(Stored records)
# # # #

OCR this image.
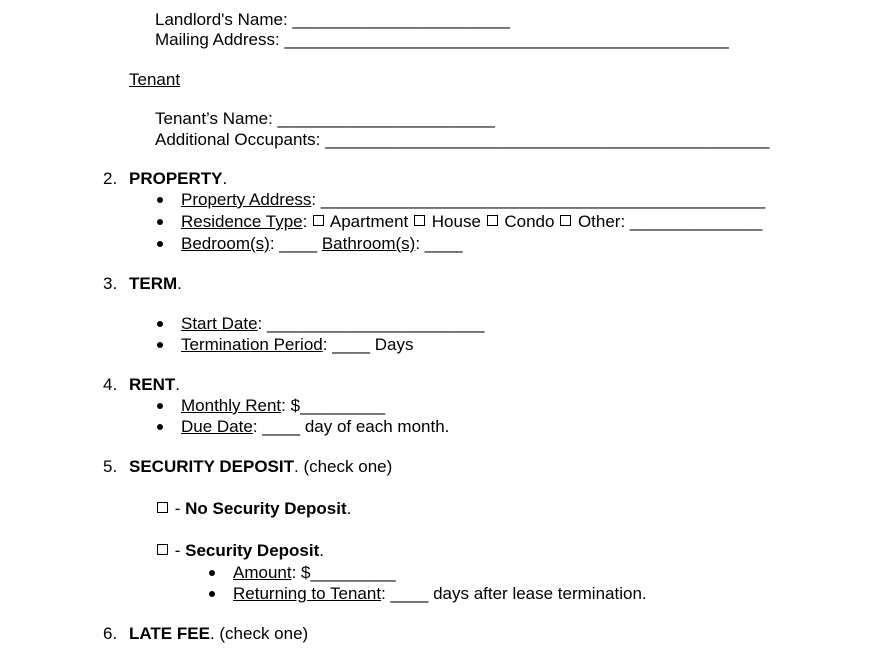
Landlord's Name: _______________________
Mailing Address: _______________________________________________
Tenant
Tenant’s Name: _______________________
Additional Occupants: _______________________________________________
2. PROPERTY.
Property Address: _______________________________________________
Residence Type:  Apartment House Condo Other: ______________
Bedroom(s): ____ Bathroom(s): ____
3. TERM.
Start Date: _______________________
Termination Period: ____ Days
4. RENT.
Monthly Rent: $_________
Due Date: ____ day of each month.
5. SECURITY DEPOSIT. (check one)
- No Security Deposit.
- Security Deposit.
Amount: $_________
Returning to Tenant: ____ days after lease termination.
6. LATE FEE. (check one)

# # # #

▶ WHAT THIS TASK INVOLVES:
Choose all lines containing the string "check" and copy them out.

▶ OUTPUT FOR THIS EXERCISE:
5. SECURITY DEPOSIT. (check one)
6. LATE FEE. (check one)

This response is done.